◆ Objective ◆
Spot each line that carries the word "nicht"; copy those lines.

Records from a data collection
******

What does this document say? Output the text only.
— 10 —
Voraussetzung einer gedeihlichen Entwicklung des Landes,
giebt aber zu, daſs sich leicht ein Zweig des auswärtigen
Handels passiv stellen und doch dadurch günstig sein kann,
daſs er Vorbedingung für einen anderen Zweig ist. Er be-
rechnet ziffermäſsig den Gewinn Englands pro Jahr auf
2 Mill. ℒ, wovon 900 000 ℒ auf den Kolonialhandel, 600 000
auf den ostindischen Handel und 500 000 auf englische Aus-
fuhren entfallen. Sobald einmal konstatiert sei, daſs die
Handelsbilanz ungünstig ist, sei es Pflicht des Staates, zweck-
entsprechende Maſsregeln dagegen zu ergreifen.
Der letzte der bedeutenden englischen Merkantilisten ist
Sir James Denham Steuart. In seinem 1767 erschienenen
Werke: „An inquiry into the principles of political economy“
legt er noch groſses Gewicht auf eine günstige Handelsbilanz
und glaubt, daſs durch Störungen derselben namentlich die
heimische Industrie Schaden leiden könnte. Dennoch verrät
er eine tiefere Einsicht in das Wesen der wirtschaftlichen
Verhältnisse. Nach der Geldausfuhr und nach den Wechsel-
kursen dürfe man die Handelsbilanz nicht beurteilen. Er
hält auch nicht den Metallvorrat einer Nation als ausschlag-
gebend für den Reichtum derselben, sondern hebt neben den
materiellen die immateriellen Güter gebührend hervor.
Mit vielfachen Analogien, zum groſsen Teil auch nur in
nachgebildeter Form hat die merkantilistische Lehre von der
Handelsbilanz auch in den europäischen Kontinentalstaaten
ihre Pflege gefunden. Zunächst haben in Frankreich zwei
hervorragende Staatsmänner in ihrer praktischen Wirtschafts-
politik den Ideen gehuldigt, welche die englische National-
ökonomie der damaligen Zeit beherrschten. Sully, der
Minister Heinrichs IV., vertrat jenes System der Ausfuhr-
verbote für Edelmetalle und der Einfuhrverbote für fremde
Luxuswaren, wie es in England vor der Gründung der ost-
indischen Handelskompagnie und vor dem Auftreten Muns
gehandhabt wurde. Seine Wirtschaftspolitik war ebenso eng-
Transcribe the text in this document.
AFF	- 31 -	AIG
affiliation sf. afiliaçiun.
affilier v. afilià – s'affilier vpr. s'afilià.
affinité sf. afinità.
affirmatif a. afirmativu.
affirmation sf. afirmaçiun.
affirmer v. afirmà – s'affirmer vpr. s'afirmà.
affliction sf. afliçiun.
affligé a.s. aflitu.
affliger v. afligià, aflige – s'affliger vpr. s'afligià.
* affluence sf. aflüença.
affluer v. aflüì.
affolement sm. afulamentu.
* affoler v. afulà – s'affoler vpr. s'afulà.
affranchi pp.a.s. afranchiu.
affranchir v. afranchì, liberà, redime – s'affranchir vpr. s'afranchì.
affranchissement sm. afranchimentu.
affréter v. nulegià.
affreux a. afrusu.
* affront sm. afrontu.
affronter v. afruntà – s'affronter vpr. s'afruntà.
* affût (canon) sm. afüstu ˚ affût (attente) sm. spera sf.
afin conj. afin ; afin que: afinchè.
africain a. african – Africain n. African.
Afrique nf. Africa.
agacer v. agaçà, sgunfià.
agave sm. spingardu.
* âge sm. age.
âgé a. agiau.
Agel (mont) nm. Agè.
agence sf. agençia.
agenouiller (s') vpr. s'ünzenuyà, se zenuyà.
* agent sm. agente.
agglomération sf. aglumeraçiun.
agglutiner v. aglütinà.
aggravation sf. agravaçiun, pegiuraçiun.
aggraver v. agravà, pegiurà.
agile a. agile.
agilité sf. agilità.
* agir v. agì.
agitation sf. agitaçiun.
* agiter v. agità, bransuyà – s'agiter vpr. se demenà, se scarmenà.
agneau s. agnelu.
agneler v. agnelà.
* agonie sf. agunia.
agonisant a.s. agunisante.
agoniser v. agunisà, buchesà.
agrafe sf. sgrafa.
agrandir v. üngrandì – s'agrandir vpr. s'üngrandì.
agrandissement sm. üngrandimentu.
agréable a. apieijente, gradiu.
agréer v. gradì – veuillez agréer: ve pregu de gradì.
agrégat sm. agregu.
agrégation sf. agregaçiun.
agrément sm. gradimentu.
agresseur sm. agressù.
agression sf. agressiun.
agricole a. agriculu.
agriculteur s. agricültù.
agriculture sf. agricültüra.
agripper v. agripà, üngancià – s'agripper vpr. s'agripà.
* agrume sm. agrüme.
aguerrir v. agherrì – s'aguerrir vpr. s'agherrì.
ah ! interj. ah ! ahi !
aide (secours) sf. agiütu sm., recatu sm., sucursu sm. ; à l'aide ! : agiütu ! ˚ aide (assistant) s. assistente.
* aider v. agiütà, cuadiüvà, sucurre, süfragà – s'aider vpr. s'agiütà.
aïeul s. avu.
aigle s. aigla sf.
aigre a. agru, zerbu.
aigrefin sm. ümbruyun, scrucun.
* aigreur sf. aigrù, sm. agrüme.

******

◆ Expected answer ◆
kursen dürfe man die Handelsbilanz nicht beurteilen. Er
hält auch nicht den Metallvorrat einer Nation als ausschlag-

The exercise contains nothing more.